Challenge: Return all the entries exactly, keeping pictures out.

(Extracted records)
------------------------------------------------------------------------

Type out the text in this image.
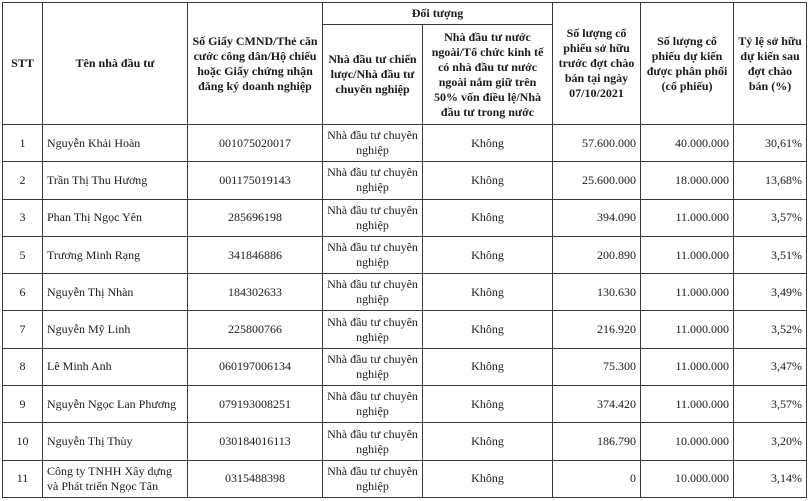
STT	Tên nhà đầu tư	Số Giấy CMND/Thẻ căn cước công dân/Hộ chiếu hoặc Giấy chứng nhận đăng ký doanh nghiệp	Đối tượng		Số lượng cổ phiếu sở hữu trước đợt chào bán tại ngày 07/10/2021	Số lượng cổ phiếu dự kiến được phân phối (cổ phiếu)	Tỷ lệ sở hữu dự kiến sau đợt chào bán (%)
			Nhà đầu tư chiến lược/Nhà đầu tư chuyên nghiệp	Nhà đầu tư nước ngoài/Tổ chức kinh tế có nhà đầu tư nước ngoài nắm giữ trên 50% vốn điều lệ/Nhà đầu tư trong nước			
1	Nguyễn Khải Hoàn	001075020017	Nhà đầu tư chuyên nghiệp	Không	57.600.000	40.000.000	30,61%
2	Trần Thị Thu Hương	001175019143	Nhà đầu tư chuyên nghiệp	Không	25.600.000	18.000.000	13,68%
3	Phan Thị Ngọc Yên	285696198	Nhà đầu tư chuyên nghiệp	Không	394.090	11.000.000	3,57%
5	Trương Minh Rạng	341846886	Nhà đầu tư chuyên nghiệp	Không	200.890	11.000.000	3,51%
6	Nguyễn Thị Nhàn	184302633	Nhà đầu tư chuyên nghiệp	Không	130.630	11.000.000	3,49%
7	Nguyễn Mỹ Linh	225800766	Nhà đầu tư chuyên nghiệp	Không	216.920	11.000.000	3,52%
8	Lê Minh Anh	060197006134	Nhà đầu tư chuyên nghiệp	Không	75.300	11.000.000	3,47%
9	Nguyễn Ngọc Lan Phương	079193008251	Nhà đầu tư chuyên nghiệp	Không	374.420	11.000.000	3,57%
10	Nguyễn Thị Thùy	030184016113	Nhà đầu tư chuyên nghiệp	Không	186.790	10.000.000	3,20%
11	Công ty TNHH Xây dựng và Phát triển Ngọc Tân	0315488398	Nhà đầu tư chuyên nghiệp	Không	0	10.000.000	3,14%
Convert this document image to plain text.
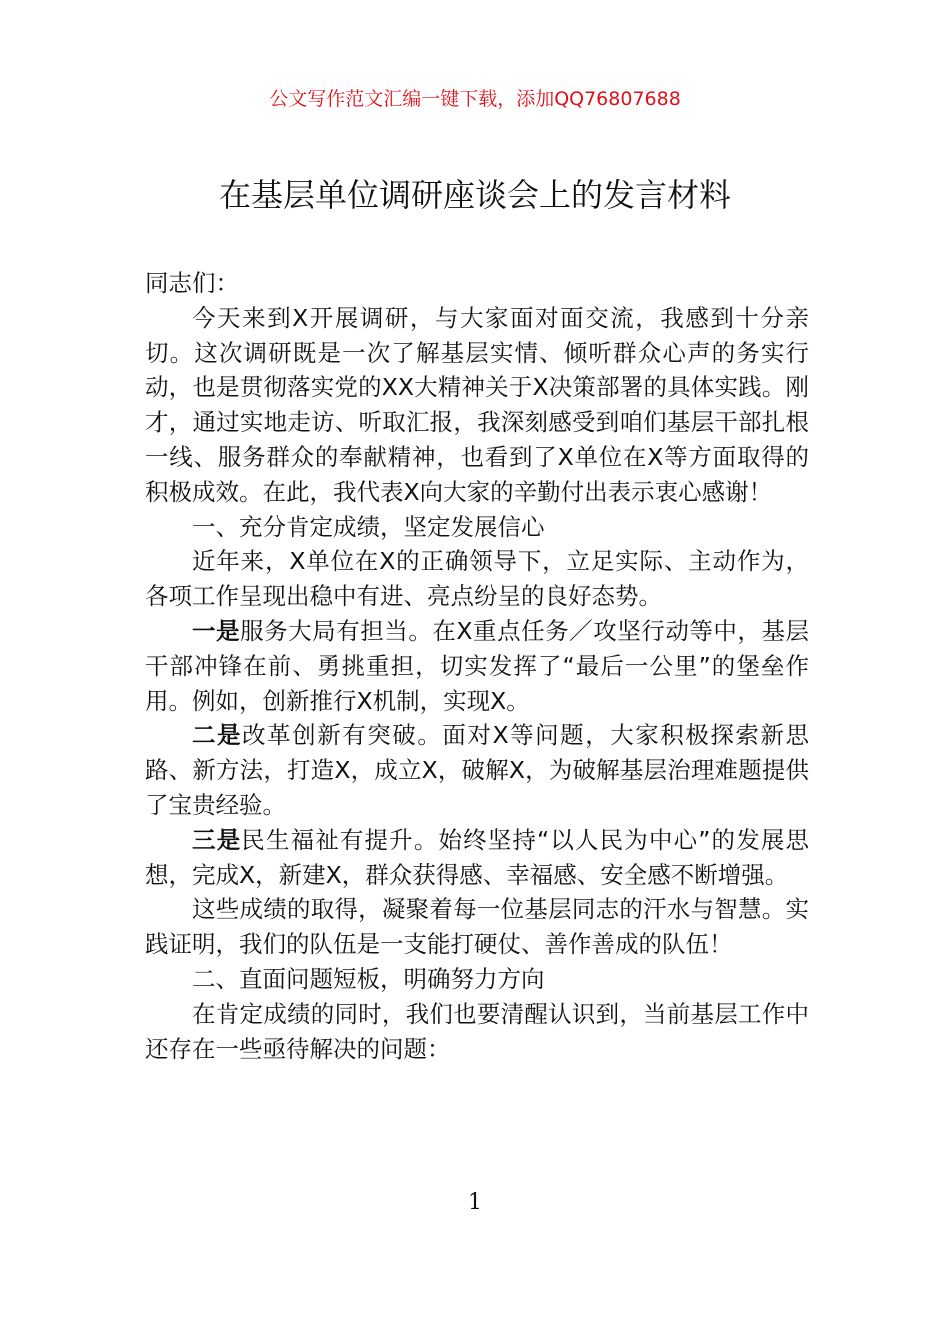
公文写作范文汇编一键下载，添加QQ76807688
在基层单位调研座谈会上的发言材料

同志们：

今天来到X开展调研，与大家面对面交流，我感到十分亲切。这次调研既是一次了解基层实情、倾听群众心声的务实行动，也是贯彻落实党的XX大精神关于X决策部署的具体实践。刚才，通过实地走访、听取汇报，我深刻感受到咱们基层干部扎根一线、服务群众的奉献精神，也看到了X单位在X等方面取得的积极成效。在此，我代表X向大家的辛勤付出表示衷心感谢！

一、充分肯定成绩，坚定发展信心

近年来，X单位在X的正确领导下，立足实际、主动作为，各项工作呈现出稳中有进、亮点纷呈的良好态势。

一是服务大局有担当。在X重点任务／攻坚行动等中，基层干部冲锋在前、勇挑重担，切实发挥了“最后一公里”的堡垒作用。例如，创新推行X机制，实现X。

二是改革创新有突破。面对X等问题，大家积极探索新思路、新方法，打造X，成立X，破解X，为破解基层治理难题提供了宝贵经验。

三是民生福祉有提升。始终坚持“以人民为中心”的发展思想，完成X，新建X，群众获得感、幸福感、安全感不断增强。

这些成绩的取得，凝聚着每一位基层同志的汗水与智慧。实践证明，我们的队伍是一支能打硬仗、善作善成的队伍！

二、直面问题短板，明确努力方向

在肯定成绩的同时，我们也要清醒认识到，当前基层工作中还存在一些亟待解决的问题：

1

------------------------------------------------------------------------

Response to the task:
Type out the text in this image.
STT	Tên nhà đầu tư	Số Giấy CMND/Thẻ căn cước công dân/Hộ chiếu hoặc Giấy chứng nhận đăng ký doanh nghiệp	Đối tượng		Số lượng cổ phiếu sở hữu trước đợt chào bán tại ngày 07/10/2021	Số lượng cổ phiếu dự kiến được phân phối (cổ phiếu)	Tỷ lệ sở hữu dự kiến sau đợt chào bán (%)
			Nhà đầu tư chiến lược/Nhà đầu tư chuyên nghiệp	Nhà đầu tư nước ngoài/Tổ chức kinh tế có nhà đầu tư nước ngoài nắm giữ trên 50% vốn điều lệ/Nhà đầu tư trong nước			
1	Nguyễn Khải Hoàn	001075020017	Nhà đầu tư chuyên nghiệp	Không	57.600.000	40.000.000	30,61%
2	Trần Thị Thu Hương	001175019143	Nhà đầu tư chuyên nghiệp	Không	25.600.000	18.000.000	13,68%
3	Phan Thị Ngọc Yên	285696198	Nhà đầu tư chuyên nghiệp	Không	394.090	11.000.000	3,57%
5	Trương Minh Rạng	341846886	Nhà đầu tư chuyên nghiệp	Không	200.890	11.000.000	3,51%
6	Nguyễn Thị Nhàn	184302633	Nhà đầu tư chuyên nghiệp	Không	130.630	11.000.000	3,49%
7	Nguyễn Mỹ Linh	225800766	Nhà đầu tư chuyên nghiệp	Không	216.920	11.000.000	3,52%
8	Lê Minh Anh	060197006134	Nhà đầu tư chuyên nghiệp	Không	75.300	11.000.000	3,47%
9	Nguyễn Ngọc Lan Phương	079193008251	Nhà đầu tư chuyên nghiệp	Không	374.420	11.000.000	3,57%
10	Nguyễn Thị Thùy	030184016113	Nhà đầu tư chuyên nghiệp	Không	186.790	10.000.000	3,20%
11	Công ty TNHH Xây dựng và Phát triển Ngọc Tân	0315488398	Nhà đầu tư chuyên nghiệp	Không	0	10.000.000	3,14%
Convert this document image to plain text.
公文写作范文汇编一键下载，添加QQ76807688
在基层单位调研座谈会上的发言材料

同志们：

今天来到X开展调研，与大家面对面交流，我感到十分亲切。这次调研既是一次了解基层实情、倾听群众心声的务实行动，也是贯彻落实党的XX大精神关于X决策部署的具体实践。刚才，通过实地走访、听取汇报，我深刻感受到咱们基层干部扎根一线、服务群众的奉献精神，也看到了X单位在X等方面取得的积极成效。在此，我代表X向大家的辛勤付出表示衷心感谢！

一、充分肯定成绩，坚定发展信心

近年来，X单位在X的正确领导下，立足实际、主动作为，各项工作呈现出稳中有进、亮点纷呈的良好态势。

一是服务大局有担当。在X重点任务／攻坚行动等中，基层干部冲锋在前、勇挑重担，切实发挥了“最后一公里”的堡垒作用。例如，创新推行X机制，实现X。

二是改革创新有突破。面对X等问题，大家积极探索新思路、新方法，打造X，成立X，破解X，为破解基层治理难题提供了宝贵经验。

三是民生福祉有提升。始终坚持“以人民为中心”的发展思想，完成X，新建X，群众获得感、幸福感、安全感不断增强。

这些成绩的取得，凝聚着每一位基层同志的汗水与智慧。实践证明，我们的队伍是一支能打硬仗、善作善成的队伍！

二、直面问题短板，明确努力方向

在肯定成绩的同时，我们也要清醒认识到，当前基层工作中还存在一些亟待解决的问题：

1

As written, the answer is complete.